• [REQUIRED WORK]: Please repeat the records below exactly, skipping any pictures.

• [STORED DATA]:
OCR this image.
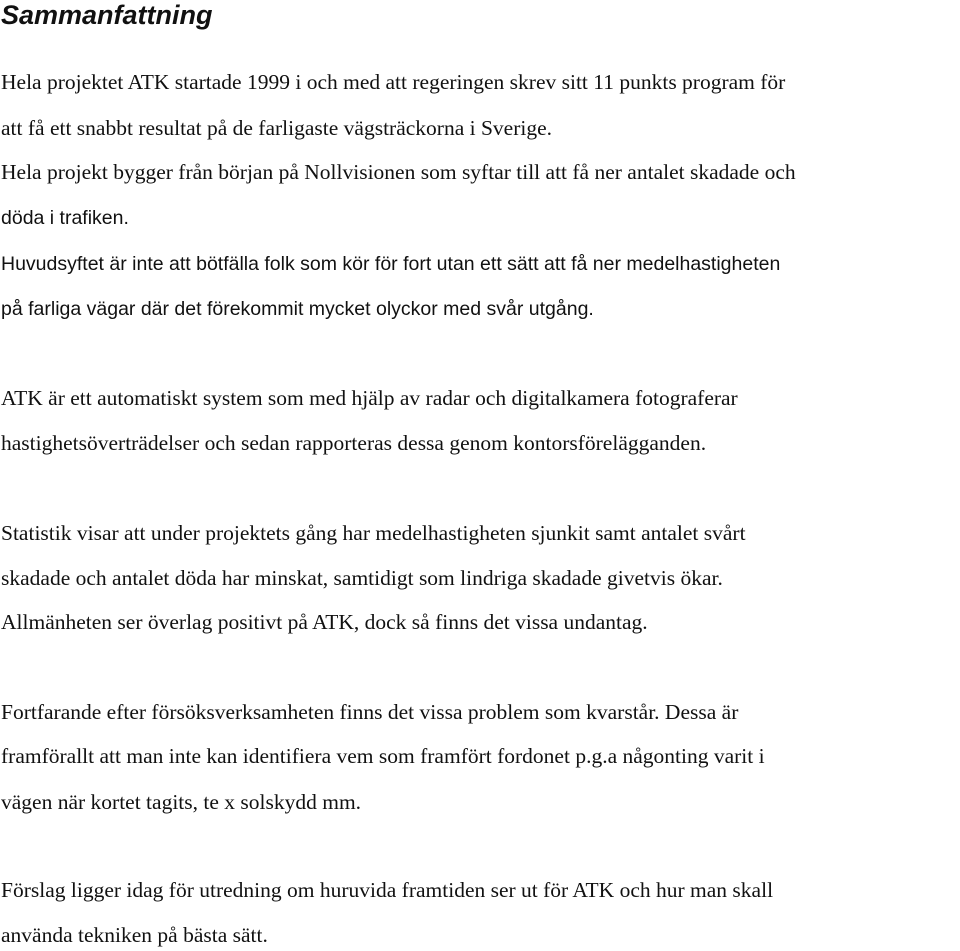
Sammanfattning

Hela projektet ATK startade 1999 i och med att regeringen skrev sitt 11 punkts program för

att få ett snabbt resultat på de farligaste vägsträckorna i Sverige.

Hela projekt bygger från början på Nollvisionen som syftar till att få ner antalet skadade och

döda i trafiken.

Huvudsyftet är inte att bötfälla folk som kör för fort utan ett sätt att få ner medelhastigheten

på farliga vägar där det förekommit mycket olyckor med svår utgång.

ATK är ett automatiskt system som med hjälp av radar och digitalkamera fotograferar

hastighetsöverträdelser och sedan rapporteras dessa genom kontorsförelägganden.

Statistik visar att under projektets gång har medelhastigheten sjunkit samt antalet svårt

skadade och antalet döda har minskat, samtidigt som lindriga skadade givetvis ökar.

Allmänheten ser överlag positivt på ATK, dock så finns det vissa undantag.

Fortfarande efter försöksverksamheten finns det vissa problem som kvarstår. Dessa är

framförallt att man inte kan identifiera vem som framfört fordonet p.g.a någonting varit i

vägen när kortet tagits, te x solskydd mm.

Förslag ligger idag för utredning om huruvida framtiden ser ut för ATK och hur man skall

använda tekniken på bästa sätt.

• [ANSWER]:
OCR this image.
Sammanfattning

Hela projektet ATK startade 1999 i och med att regeringen skrev sitt 11 punkts program för

att få ett snabbt resultat på de farligaste vägsträckorna i Sverige.

Hela projekt bygger från början på Nollvisionen som syftar till att få ner antalet skadade och

döda i trafiken.

Huvudsyftet är inte att bötfälla folk som kör för fort utan ett sätt att få ner medelhastigheten

på farliga vägar där det förekommit mycket olyckor med svår utgång.

ATK är ett automatiskt system som med hjälp av radar och digitalkamera fotograferar

hastighetsöverträdelser och sedan rapporteras dessa genom kontorsförelägganden.

Statistik visar att under projektets gång har medelhastigheten sjunkit samt antalet svårt

skadade och antalet döda har minskat, samtidigt som lindriga skadade givetvis ökar.

Allmänheten ser överlag positivt på ATK, dock så finns det vissa undantag.

Fortfarande efter försöksverksamheten finns det vissa problem som kvarstår. Dessa är

framförallt att man inte kan identifiera vem som framfört fordonet p.g.a någonting varit i

vägen när kortet tagits, te x solskydd mm.

Förslag ligger idag för utredning om huruvida framtiden ser ut för ATK och hur man skall

använda tekniken på bästa sätt.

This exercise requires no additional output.